Why would Google do this?

My gut feeling is they want to marginalize FireFox by using the Google brand name to capture more of the "alterative" browser market (meaning anyone that is not using Microsoft's browser). After all, FireFox marginalized Netscape and Mozilla.

Why would Google want to marginalize FireFox?

FireFox is extremely popular because it provides AdBlock Plus, NoScript, Customize Google, and other extensions that allow users to protect their privacy online.

Google, of course, is a business built on monetizing web browsing. Their Urchin/Google Analytics software, and purchase of DoubleClick, is thwarted by these extensions, which allow people (like me) concerned with privacy to stop these tracking services from tracking them. FireFox costs Google money. Every hour, Google looses money from FireFox users who choose not to view ads or allow Google to track their web browsing.

So the goal seems to be to dilute FireFox's market share so AdBlock Plus and other extensions don't spread beyond the small core of privacy-seeking people (like me) who don't want to be monetized by Google. They'll never stop the hard-core people (we'll use lynx if we have to), but they can do a controlled burn to stop the fire from spreading to casual users. Google obviously doesn't care about Internet Explorer, since anyone using it wouldn't care about privacy or security.

What Google cares about is the technical recommendation from someone like me: "Let's standardize on FireFox" and Google wants the boss to say "why not standardize on Google's browser instead?" and that keeps AdBlock Plus out of the enterprise.
■ ■ ■ ■ ■
■ Brief A
Could you rewrite the stretch of the piece on Google's browser from "What Google cares" through "of the enterprise.", putting "management" in place of "the boss"?
■ Brief B
Can you write the next part of the piece on Google's browser, picking up after its final sentence?

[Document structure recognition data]
■ ■ ■ ■ ■
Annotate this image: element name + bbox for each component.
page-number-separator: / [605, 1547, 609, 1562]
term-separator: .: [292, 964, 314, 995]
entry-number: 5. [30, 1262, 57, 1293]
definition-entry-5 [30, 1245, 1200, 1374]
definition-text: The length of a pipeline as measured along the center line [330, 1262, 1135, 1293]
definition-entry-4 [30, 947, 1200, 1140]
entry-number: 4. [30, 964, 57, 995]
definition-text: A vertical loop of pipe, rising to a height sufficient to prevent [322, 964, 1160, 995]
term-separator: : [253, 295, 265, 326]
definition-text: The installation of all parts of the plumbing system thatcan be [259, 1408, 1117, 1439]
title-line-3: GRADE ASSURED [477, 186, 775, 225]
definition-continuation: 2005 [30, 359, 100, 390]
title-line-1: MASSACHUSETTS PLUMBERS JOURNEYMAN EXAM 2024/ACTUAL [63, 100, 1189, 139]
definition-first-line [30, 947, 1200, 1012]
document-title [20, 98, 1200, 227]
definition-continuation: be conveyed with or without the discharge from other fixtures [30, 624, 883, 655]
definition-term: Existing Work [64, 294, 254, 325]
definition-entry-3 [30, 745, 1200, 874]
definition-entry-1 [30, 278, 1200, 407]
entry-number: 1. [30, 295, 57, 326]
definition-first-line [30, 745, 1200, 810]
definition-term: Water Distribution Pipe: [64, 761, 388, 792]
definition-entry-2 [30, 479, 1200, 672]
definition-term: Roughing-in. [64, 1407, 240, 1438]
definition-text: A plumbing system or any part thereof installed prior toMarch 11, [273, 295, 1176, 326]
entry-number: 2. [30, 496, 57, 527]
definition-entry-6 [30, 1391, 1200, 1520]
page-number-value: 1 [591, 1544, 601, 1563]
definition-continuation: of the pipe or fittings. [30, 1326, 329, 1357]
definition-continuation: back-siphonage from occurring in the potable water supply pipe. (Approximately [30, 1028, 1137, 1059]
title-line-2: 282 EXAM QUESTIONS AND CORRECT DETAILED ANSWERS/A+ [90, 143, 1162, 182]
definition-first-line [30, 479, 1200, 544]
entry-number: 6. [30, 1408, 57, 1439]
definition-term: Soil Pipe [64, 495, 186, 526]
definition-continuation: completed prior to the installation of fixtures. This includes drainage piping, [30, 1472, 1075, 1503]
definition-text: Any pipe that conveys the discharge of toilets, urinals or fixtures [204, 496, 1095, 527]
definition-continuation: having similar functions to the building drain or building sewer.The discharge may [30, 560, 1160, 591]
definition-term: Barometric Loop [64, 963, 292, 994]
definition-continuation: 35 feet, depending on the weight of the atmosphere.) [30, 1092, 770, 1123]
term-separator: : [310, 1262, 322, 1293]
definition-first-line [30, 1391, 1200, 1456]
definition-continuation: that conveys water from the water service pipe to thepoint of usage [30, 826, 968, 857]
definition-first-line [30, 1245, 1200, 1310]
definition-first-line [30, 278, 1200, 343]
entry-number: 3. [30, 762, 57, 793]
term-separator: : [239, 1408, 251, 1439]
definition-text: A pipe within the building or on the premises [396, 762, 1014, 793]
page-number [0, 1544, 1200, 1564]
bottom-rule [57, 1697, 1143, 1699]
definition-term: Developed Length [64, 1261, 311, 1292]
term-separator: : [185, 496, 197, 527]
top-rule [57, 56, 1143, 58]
■ ■ ■ ■ ■
■ Output A
What Google cares about is the technical recommendation from someone like me: "Let's standardize on FireFox" and Google wants management to say "why not standardize on Google's browser instead?" and that keeps AdBlock Plus out of the enterprise.

■ Output B
Also, let's not forget Google Checkout. No one in their right mind would use this, because it would allow Google to do two things: (1) aggregate your purchase history over multiple web sites so it can track your buying patterns, and (2) getting personal contact information to attach to "anonymous" tracking data. The only reason why web tracking data is anonymous is that there hasn't been any way to attach it to a real person's name, account, address, and telephone number. Google Checkout is the missing piece. If you use it, Google can track your browsing habits personally because it can tie you to its Urchin/DoubleClick data because it now knows who you are.

Remember big, ambitious companies are thinking ten moves ahead of you. These are chess pieces on the board which may seem neglected, now, but Google has been busy focusing on other things, laying the groundwork. Google Checkout could be coming back soon once Google gets its browser into real-world use. When Google starts really collecting complete personal data, then it can start selling it, and that's what Google is about, making money. Google is no friend of open source, as Chrome shows. Google will use open source and even contribute to it, because it's not playing in the software arena like Microsoft (which sabotages and tries to destroy free software because it has to in order to survive) -- no, Google is in the data aggregation business. It will help open source if it's in Google's best interests, and work against it otherwise.